Go through the material below and copy each line where the word "Luminous" appears.
<<<<
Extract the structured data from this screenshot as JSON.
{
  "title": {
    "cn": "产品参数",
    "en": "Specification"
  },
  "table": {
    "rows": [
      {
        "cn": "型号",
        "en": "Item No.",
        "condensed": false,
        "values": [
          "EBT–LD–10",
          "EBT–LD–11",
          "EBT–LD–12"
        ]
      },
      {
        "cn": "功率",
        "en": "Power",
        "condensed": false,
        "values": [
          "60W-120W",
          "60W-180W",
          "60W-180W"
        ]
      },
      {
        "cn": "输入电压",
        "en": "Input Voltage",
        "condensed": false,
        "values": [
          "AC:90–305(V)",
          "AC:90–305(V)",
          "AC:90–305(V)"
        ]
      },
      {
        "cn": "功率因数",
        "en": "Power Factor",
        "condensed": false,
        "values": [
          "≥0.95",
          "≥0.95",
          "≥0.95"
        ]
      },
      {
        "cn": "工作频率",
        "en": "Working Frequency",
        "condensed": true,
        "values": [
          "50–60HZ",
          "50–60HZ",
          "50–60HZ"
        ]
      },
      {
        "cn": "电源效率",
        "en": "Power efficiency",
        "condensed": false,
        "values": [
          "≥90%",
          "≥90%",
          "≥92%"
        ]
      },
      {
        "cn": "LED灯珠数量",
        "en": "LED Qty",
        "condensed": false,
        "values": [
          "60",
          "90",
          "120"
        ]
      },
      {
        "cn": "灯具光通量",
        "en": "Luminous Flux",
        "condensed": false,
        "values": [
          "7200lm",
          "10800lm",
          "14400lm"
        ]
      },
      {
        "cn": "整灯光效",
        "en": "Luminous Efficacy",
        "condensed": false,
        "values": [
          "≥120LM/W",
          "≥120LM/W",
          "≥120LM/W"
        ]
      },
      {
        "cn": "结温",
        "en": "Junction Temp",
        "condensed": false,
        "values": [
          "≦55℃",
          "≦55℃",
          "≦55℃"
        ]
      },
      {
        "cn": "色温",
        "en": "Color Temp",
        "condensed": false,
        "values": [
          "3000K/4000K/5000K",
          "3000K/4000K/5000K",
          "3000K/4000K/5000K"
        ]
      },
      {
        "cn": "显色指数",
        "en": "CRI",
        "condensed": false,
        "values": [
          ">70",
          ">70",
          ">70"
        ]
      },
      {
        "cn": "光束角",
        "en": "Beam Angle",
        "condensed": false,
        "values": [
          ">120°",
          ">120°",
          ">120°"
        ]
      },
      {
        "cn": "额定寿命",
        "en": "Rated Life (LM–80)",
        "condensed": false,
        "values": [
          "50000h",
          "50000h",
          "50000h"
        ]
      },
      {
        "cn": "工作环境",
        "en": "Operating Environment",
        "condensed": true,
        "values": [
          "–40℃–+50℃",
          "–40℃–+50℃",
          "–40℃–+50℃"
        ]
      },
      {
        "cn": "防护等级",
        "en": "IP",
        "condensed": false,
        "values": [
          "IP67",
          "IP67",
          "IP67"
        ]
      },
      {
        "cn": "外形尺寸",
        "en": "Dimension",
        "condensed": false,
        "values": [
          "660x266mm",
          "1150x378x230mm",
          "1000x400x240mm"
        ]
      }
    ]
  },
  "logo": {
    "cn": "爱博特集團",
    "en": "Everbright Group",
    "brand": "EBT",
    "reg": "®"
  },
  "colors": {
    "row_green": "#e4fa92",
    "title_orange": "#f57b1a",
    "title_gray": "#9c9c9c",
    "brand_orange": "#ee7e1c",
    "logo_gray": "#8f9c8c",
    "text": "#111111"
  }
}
>>>>
> **Result of this task**:
        "en": "Luminous Flux",
        "en": "Luminous Efficacy",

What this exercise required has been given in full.